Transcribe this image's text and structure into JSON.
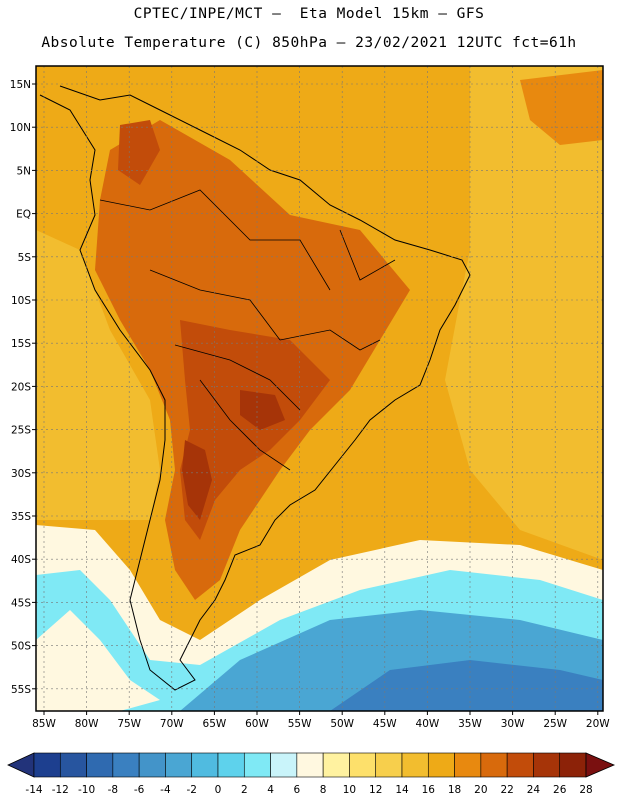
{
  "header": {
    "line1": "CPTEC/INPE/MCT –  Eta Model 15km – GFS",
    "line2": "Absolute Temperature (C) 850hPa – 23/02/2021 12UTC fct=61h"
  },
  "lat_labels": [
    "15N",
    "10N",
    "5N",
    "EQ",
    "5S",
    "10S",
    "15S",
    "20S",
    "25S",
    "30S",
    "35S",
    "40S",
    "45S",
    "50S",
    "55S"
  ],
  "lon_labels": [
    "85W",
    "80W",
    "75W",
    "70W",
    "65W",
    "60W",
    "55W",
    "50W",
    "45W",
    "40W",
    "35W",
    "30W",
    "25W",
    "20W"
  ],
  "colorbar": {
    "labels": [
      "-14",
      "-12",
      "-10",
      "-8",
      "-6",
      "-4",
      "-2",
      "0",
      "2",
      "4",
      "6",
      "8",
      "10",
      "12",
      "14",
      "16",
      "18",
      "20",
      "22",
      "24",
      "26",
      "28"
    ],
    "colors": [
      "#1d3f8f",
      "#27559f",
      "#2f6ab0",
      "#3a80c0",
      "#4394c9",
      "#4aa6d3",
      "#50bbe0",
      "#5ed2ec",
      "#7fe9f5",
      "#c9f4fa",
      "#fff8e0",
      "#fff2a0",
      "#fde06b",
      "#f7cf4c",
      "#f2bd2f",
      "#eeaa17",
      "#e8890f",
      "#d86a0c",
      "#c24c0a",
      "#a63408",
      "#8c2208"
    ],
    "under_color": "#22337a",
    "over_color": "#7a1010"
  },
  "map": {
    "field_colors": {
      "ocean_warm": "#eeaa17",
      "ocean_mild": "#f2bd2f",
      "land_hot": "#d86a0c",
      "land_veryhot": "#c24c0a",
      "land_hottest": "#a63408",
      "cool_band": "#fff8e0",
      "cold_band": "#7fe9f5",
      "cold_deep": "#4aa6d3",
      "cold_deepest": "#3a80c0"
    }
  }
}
━━━━
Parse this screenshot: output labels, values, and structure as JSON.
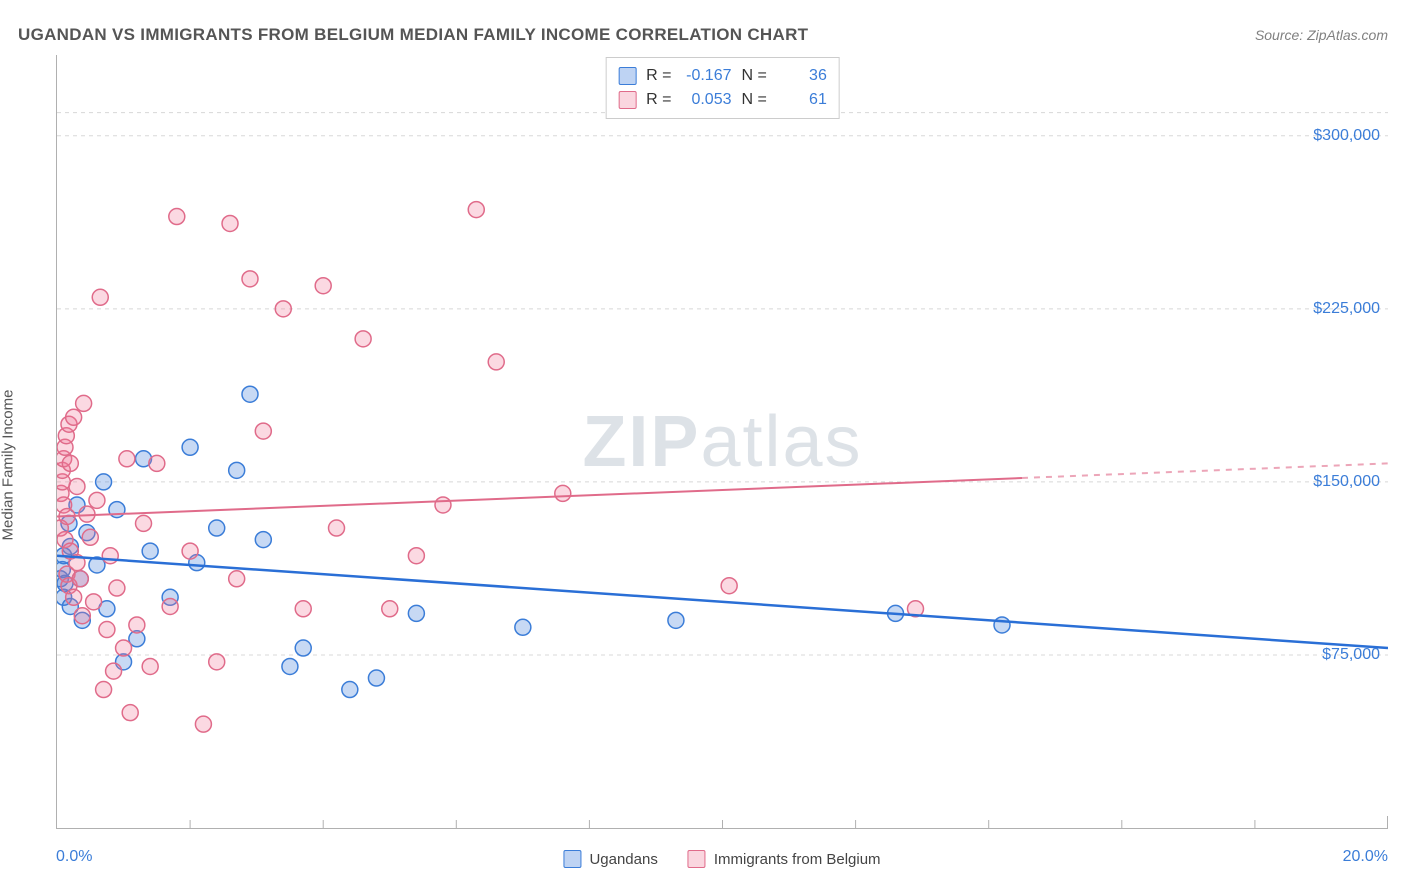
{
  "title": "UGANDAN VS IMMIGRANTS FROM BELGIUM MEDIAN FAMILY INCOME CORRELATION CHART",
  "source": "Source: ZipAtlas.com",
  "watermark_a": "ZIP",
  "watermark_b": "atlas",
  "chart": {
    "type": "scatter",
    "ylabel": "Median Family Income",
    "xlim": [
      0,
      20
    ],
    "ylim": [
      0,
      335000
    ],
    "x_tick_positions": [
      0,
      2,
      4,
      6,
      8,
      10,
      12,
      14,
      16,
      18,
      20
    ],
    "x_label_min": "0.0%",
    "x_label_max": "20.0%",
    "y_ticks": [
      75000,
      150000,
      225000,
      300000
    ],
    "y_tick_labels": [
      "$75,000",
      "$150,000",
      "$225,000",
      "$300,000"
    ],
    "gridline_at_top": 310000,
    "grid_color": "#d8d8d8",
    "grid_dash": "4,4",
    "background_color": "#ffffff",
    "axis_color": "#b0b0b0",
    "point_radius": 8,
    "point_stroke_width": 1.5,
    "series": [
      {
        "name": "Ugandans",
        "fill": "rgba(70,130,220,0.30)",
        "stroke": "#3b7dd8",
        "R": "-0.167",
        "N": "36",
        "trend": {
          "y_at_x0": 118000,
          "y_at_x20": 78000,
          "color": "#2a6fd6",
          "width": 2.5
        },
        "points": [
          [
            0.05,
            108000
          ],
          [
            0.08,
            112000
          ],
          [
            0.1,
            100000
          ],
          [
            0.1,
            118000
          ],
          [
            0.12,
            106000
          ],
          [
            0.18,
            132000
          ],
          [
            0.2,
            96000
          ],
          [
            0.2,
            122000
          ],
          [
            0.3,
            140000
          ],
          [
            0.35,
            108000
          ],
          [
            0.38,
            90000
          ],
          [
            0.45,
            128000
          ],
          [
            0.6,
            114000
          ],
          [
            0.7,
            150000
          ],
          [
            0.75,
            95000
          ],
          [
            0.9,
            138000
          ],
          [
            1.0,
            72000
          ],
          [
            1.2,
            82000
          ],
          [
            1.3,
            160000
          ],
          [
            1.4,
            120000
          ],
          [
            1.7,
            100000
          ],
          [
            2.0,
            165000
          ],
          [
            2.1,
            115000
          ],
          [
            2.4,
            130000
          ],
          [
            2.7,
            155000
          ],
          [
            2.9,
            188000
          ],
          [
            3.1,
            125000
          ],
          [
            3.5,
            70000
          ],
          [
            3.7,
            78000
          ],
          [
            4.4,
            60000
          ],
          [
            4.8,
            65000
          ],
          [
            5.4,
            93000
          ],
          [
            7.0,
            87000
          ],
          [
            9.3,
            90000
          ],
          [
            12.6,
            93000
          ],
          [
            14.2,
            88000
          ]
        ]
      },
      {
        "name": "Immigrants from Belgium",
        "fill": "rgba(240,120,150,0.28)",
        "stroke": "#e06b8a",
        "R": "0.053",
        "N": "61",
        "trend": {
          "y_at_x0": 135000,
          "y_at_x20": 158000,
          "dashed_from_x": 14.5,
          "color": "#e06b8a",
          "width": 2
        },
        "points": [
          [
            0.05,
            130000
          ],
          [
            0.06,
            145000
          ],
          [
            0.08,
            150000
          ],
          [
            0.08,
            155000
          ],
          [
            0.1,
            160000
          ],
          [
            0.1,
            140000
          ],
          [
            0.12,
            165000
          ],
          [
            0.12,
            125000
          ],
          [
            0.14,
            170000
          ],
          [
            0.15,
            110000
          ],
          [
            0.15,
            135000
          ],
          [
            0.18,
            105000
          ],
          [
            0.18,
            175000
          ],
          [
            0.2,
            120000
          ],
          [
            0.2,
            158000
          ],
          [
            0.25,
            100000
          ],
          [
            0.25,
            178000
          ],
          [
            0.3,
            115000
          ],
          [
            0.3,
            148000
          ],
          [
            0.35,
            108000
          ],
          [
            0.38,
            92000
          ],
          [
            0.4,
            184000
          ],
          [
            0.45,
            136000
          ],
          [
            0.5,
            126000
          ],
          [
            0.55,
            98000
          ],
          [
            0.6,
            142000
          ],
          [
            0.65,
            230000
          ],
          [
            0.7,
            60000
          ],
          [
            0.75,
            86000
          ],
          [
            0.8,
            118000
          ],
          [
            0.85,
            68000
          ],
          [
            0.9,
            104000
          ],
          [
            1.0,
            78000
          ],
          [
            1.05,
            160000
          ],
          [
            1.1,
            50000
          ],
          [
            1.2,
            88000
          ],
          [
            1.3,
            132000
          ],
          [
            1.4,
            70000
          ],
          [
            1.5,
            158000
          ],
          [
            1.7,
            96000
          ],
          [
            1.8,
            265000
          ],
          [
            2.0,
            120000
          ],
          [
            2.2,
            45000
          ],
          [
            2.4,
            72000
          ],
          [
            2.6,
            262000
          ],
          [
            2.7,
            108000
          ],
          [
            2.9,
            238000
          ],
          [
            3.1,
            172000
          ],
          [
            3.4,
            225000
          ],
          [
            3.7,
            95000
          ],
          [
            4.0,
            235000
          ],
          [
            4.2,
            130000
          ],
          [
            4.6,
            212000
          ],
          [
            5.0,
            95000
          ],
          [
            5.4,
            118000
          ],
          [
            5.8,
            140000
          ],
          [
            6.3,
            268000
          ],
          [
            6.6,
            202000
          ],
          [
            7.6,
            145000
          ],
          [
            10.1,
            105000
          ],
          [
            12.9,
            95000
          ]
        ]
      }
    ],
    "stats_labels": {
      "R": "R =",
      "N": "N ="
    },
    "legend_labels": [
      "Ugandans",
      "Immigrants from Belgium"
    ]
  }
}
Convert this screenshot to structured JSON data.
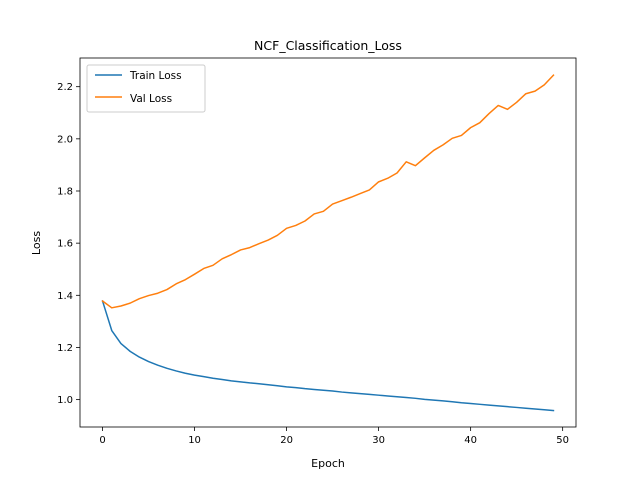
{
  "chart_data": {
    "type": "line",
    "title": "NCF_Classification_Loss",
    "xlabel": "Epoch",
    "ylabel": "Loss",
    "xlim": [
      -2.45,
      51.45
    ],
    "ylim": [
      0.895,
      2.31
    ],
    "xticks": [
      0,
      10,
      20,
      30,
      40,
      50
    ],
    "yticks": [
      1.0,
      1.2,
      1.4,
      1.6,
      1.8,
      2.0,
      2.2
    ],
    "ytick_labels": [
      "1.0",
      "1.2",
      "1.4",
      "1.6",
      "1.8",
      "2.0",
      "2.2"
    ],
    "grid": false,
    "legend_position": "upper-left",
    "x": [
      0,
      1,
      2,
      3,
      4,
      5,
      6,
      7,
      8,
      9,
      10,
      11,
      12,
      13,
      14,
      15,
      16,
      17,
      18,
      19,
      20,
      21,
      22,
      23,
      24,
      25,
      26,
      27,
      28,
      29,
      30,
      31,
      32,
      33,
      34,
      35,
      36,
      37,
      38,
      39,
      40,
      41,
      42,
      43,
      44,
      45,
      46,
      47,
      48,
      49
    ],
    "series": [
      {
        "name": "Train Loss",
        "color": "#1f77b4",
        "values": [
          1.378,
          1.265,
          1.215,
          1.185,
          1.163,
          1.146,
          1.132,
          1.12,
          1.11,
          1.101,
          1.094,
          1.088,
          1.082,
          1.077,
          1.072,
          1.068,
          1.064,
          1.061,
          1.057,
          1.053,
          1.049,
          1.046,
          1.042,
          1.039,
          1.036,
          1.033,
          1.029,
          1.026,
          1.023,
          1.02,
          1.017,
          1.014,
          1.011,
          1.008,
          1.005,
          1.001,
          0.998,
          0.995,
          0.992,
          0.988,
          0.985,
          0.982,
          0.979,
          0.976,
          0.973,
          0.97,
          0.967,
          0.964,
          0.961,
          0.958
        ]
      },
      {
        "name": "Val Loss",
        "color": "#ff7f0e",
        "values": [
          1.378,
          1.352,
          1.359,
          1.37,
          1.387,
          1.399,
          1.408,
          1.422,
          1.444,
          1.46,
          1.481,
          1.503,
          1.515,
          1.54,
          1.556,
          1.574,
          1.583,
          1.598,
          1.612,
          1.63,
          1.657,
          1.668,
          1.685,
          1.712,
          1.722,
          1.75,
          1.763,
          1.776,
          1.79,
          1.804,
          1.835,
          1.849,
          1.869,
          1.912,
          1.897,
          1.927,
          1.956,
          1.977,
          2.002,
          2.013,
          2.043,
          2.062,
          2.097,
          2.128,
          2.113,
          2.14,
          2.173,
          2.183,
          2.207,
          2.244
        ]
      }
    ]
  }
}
━━━━
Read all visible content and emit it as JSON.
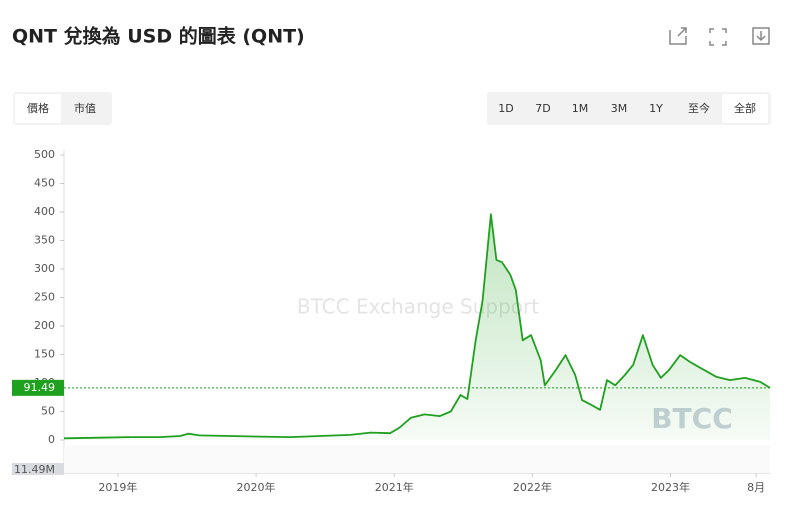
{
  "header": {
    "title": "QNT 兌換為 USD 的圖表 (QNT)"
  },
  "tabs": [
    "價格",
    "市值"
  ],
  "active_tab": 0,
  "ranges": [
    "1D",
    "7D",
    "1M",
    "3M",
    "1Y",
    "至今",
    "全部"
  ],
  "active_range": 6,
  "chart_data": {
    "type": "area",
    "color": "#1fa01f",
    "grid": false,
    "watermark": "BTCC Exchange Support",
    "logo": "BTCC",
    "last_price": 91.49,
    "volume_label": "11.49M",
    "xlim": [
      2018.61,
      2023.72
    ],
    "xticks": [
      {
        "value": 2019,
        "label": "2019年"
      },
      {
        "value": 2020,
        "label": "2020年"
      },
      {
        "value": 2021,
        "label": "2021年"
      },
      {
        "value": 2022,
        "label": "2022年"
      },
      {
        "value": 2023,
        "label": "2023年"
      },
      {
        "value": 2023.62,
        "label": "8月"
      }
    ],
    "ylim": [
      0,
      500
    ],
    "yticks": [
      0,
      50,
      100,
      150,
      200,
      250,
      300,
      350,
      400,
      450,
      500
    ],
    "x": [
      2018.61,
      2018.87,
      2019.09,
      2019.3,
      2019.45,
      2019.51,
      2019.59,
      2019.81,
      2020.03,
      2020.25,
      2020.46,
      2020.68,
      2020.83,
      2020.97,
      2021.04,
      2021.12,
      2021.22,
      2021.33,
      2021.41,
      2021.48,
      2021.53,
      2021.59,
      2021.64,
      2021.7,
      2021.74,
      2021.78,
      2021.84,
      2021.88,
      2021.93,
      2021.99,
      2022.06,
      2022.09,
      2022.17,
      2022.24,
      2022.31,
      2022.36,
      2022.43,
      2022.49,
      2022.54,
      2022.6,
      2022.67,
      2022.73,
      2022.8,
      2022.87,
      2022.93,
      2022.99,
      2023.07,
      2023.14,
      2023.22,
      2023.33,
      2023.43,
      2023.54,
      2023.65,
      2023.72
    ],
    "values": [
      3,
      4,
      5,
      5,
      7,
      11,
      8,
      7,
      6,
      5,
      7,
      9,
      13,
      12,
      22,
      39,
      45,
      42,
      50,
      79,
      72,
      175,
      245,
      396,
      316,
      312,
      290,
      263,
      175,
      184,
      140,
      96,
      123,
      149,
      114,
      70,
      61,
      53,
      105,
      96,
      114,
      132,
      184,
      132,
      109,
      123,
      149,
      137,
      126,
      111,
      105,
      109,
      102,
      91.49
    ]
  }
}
━━━━
* [Written problem]:
Copy out each line of the records where the string "rgba" appears.

* [Exercise answer]:
        "fill": "rgba(70,130,220,0.30)",
        "fill": "rgba(240,120,150,0.28)",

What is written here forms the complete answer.